PROVIDED RECORDS:

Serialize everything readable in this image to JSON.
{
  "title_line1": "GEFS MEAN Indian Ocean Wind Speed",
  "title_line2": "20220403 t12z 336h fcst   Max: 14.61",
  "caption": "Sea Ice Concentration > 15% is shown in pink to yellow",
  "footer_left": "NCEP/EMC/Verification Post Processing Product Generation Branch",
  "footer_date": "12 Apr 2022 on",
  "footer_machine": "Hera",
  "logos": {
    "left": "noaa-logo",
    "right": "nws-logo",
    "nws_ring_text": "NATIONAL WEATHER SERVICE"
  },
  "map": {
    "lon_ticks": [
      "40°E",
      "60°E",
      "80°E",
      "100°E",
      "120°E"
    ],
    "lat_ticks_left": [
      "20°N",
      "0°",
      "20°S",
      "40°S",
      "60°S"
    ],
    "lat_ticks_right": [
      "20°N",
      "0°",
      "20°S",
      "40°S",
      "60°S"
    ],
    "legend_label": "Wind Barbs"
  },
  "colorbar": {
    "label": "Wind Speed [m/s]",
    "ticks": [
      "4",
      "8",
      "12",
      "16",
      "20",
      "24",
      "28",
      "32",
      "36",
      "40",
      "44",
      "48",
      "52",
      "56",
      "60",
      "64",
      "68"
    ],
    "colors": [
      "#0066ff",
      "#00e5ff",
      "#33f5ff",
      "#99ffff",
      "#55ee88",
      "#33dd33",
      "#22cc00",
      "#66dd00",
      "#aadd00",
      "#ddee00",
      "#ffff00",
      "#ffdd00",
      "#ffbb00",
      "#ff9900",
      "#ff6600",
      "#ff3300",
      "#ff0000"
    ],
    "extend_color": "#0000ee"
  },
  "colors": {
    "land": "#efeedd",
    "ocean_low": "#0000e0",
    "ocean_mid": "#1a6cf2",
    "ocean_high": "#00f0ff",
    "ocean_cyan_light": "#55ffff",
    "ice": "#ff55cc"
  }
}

OBJECTIVE: In the listing above, count each line that holds the string "Wind". Give the number only.

RIGHT ANSWER: 3